··· Provided entries ···

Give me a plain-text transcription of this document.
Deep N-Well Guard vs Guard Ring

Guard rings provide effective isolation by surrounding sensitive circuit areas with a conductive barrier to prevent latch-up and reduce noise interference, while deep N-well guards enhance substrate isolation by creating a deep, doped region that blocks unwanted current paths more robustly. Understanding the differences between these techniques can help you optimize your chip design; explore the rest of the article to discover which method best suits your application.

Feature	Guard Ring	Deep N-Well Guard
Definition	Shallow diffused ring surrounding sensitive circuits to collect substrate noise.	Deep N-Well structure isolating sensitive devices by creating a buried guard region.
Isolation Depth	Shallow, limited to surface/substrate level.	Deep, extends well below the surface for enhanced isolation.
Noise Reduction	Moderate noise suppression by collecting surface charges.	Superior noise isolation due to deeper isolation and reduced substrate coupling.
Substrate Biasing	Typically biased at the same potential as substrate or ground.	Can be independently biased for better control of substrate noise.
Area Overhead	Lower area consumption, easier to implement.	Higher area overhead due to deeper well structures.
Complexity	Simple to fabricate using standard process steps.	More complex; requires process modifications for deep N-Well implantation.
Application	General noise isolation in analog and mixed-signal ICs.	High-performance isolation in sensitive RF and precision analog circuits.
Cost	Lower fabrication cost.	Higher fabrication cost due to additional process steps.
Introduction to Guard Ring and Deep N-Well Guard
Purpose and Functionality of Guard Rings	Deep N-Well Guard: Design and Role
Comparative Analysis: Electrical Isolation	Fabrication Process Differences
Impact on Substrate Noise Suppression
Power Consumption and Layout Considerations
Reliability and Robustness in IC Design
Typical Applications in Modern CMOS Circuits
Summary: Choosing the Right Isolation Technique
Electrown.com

···

- **What you are asked to do**: Repeat the material in full, exactly as it stands.

- **Task answer**:
Give me a plain-text transcription of this document.
Deep N-Well Guard vs Guard Ring

Guard rings provide effective isolation by surrounding sensitive circuit areas with a conductive barrier to prevent latch-up and reduce noise interference, while deep N-well guards enhance substrate isolation by creating a deep, doped region that blocks unwanted current paths more robustly. Understanding the differences between these techniques can help you optimize your chip design; explore the rest of the article to discover which method best suits your application.

Feature	Guard Ring	Deep N-Well Guard
Definition	Shallow diffused ring surrounding sensitive circuits to collect substrate noise.	Deep N-Well structure isolating sensitive devices by creating a buried guard region.
Isolation Depth	Shallow, limited to surface/substrate level.	Deep, extends well below the surface for enhanced isolation.
Noise Reduction	Moderate noise suppression by collecting surface charges.	Superior noise isolation due to deeper isolation and reduced substrate coupling.
Substrate Biasing	Typically biased at the same potential as substrate or ground.	Can be independently biased for better control of substrate noise.
Area Overhead	Lower area consumption, easier to implement.	Higher area overhead due to deeper well structures.
Complexity	Simple to fabricate using standard process steps.	More complex; requires process modifications for deep N-Well implantation.
Application	General noise isolation in analog and mixed-signal ICs.	High-performance isolation in sensitive RF and precision analog circuits.
Cost	Lower fabrication cost.	Higher fabrication cost due to additional process steps.
Introduction to Guard Ring and Deep N-Well Guard
Purpose and Functionality of Guard Rings	Deep N-Well Guard: Design and Role
Comparative Analysis: Electrical Isolation	Fabrication Process Differences
Impact on Substrate Noise Suppression
Power Consumption and Layout Considerations
Reliability and Robustness in IC Design
Typical Applications in Modern CMOS Circuits
Summary: Choosing the Right Isolation Technique
Electrown.com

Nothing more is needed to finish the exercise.